──────── Data for the task ────────
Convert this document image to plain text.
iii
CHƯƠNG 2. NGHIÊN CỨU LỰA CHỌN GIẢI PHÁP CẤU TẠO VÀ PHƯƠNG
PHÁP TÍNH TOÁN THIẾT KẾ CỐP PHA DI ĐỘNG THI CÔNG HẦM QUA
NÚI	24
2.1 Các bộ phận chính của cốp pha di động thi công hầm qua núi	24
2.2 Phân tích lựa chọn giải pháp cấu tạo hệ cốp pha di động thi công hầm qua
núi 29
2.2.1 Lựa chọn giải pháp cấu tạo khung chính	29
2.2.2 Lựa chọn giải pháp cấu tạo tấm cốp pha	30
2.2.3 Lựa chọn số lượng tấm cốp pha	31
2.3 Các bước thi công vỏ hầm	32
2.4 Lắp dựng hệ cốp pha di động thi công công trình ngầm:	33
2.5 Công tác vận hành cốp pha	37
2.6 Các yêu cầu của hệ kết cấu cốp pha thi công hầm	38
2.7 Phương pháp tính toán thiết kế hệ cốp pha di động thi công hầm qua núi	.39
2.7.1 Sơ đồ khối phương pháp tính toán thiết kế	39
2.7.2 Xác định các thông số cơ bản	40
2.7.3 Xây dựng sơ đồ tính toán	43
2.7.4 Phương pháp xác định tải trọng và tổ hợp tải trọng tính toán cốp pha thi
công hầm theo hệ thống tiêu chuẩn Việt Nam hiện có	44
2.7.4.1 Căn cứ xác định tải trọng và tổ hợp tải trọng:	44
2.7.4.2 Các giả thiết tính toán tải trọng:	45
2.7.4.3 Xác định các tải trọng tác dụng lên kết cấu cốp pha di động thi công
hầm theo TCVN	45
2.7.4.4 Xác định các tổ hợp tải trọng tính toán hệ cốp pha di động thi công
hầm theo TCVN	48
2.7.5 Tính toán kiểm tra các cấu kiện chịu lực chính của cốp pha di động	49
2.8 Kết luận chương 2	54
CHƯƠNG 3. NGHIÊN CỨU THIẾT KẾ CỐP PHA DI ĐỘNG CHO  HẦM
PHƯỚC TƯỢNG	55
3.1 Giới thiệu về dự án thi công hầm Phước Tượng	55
────────
Exercise directions: Your task is to reproduce all of the records exactly.

Response:
Convert this document image to plain text.
iii
CHƯƠNG 2. NGHIÊN CỨU LỰA CHỌN GIẢI PHÁP CẤU TẠO VÀ PHƯƠNG
PHÁP TÍNH TOÁN THIẾT KẾ CỐP PHA DI ĐỘNG THI CÔNG HẦM QUA
NÚI	24
2.1 Các bộ phận chính của cốp pha di động thi công hầm qua núi	24
2.2 Phân tích lựa chọn giải pháp cấu tạo hệ cốp pha di động thi công hầm qua
núi 29
2.2.1 Lựa chọn giải pháp cấu tạo khung chính	29
2.2.2 Lựa chọn giải pháp cấu tạo tấm cốp pha	30
2.2.3 Lựa chọn số lượng tấm cốp pha	31
2.3 Các bước thi công vỏ hầm	32
2.4 Lắp dựng hệ cốp pha di động thi công công trình ngầm:	33
2.5 Công tác vận hành cốp pha	37
2.6 Các yêu cầu của hệ kết cấu cốp pha thi công hầm	38
2.7 Phương pháp tính toán thiết kế hệ cốp pha di động thi công hầm qua núi	.39
2.7.1 Sơ đồ khối phương pháp tính toán thiết kế	39
2.7.2 Xác định các thông số cơ bản	40
2.7.3 Xây dựng sơ đồ tính toán	43
2.7.4 Phương pháp xác định tải trọng và tổ hợp tải trọng tính toán cốp pha thi
công hầm theo hệ thống tiêu chuẩn Việt Nam hiện có	44
2.7.4.1 Căn cứ xác định tải trọng và tổ hợp tải trọng:	44
2.7.4.2 Các giả thiết tính toán tải trọng:	45
2.7.4.3 Xác định các tải trọng tác dụng lên kết cấu cốp pha di động thi công
hầm theo TCVN	45
2.7.4.4 Xác định các tổ hợp tải trọng tính toán hệ cốp pha di động thi công
hầm theo TCVN	48
2.7.5 Tính toán kiểm tra các cấu kiện chịu lực chính của cốp pha di động	49
2.8 Kết luận chương 2	54
CHƯƠNG 3. NGHIÊN CỨU THIẾT KẾ CỐP PHA DI ĐỘNG CHO  HẦM
PHƯỚC TƯỢNG	55
3.1 Giới thiệu về dự án thi công hầm Phước Tượng	55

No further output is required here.